Task description:
Repeat all the records exactly, omitting pictures.

Raw records:
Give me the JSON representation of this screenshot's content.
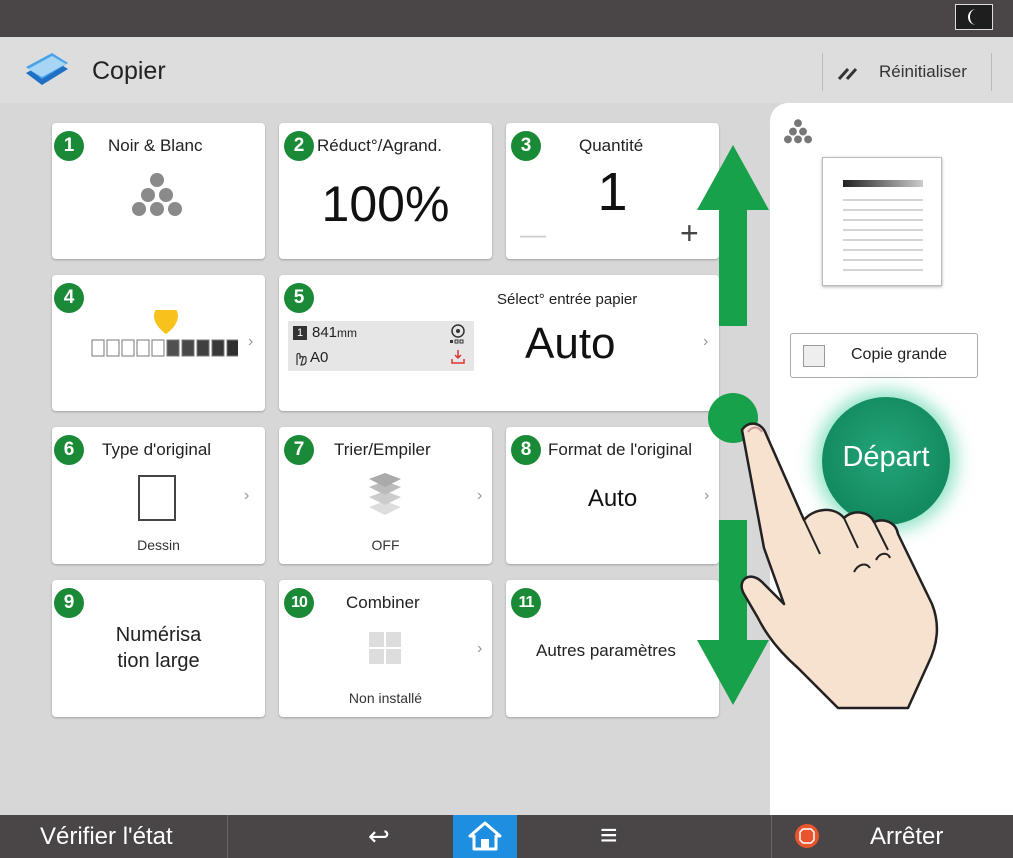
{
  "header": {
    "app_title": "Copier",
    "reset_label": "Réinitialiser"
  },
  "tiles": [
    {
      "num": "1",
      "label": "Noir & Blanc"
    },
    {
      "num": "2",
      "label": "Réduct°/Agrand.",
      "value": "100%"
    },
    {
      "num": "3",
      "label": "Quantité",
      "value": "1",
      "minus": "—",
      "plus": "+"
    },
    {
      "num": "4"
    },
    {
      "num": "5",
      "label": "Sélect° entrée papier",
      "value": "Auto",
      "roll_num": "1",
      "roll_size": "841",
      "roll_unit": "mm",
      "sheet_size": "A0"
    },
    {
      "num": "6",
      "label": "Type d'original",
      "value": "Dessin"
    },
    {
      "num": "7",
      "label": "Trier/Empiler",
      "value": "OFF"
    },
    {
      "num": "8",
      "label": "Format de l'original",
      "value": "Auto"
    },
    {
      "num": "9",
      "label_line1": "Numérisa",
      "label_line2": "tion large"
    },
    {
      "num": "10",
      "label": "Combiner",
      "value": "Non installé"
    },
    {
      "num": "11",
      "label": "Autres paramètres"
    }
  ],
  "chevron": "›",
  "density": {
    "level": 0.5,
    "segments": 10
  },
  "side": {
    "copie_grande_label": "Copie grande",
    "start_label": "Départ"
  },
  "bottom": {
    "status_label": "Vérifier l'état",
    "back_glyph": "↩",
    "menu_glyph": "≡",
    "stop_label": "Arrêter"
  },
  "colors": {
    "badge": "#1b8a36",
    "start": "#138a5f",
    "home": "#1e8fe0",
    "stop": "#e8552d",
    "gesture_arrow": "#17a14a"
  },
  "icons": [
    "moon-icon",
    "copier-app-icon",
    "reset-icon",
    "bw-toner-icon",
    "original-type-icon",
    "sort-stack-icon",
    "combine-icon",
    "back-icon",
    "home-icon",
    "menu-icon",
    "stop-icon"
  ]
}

The answer:
Give me the JSON representation of this screenshot's content.
{
  "header": {
    "app_title": "Copier",
    "reset_label": "Réinitialiser"
  },
  "tiles": [
    {
      "num": "1",
      "label": "Noir & Blanc"
    },
    {
      "num": "2",
      "label": "Réduct°/Agrand.",
      "value": "100%"
    },
    {
      "num": "3",
      "label": "Quantité",
      "value": "1",
      "minus": "—",
      "plus": "+"
    },
    {
      "num": "4"
    },
    {
      "num": "5",
      "label": "Sélect° entrée papier",
      "value": "Auto",
      "roll_num": "1",
      "roll_size": "841",
      "roll_unit": "mm",
      "sheet_size": "A0"
    },
    {
      "num": "6",
      "label": "Type d'original",
      "value": "Dessin"
    },
    {
      "num": "7",
      "label": "Trier/Empiler",
      "value": "OFF"
    },
    {
      "num": "8",
      "label": "Format de l'original",
      "value": "Auto"
    },
    {
      "num": "9",
      "label_line1": "Numérisa",
      "label_line2": "tion large"
    },
    {
      "num": "10",
      "label": "Combiner",
      "value": "Non installé"
    },
    {
      "num": "11",
      "label": "Autres paramètres"
    }
  ],
  "chevron": "›",
  "density": {
    "level": 0.5,
    "segments": 10
  },
  "side": {
    "copie_grande_label": "Copie grande",
    "start_label": "Départ"
  },
  "bottom": {
    "status_label": "Vérifier l'état",
    "back_glyph": "↩",
    "menu_glyph": "≡",
    "stop_label": "Arrêter"
  },
  "colors": {
    "badge": "#1b8a36",
    "start": "#138a5f",
    "home": "#1e8fe0",
    "stop": "#e8552d",
    "gesture_arrow": "#17a14a"
  },
  "icons": [
    "moon-icon",
    "copier-app-icon",
    "reset-icon",
    "bw-toner-icon",
    "original-type-icon",
    "sort-stack-icon",
    "combine-icon",
    "back-icon",
    "home-icon",
    "menu-icon",
    "stop-icon"
  ]
}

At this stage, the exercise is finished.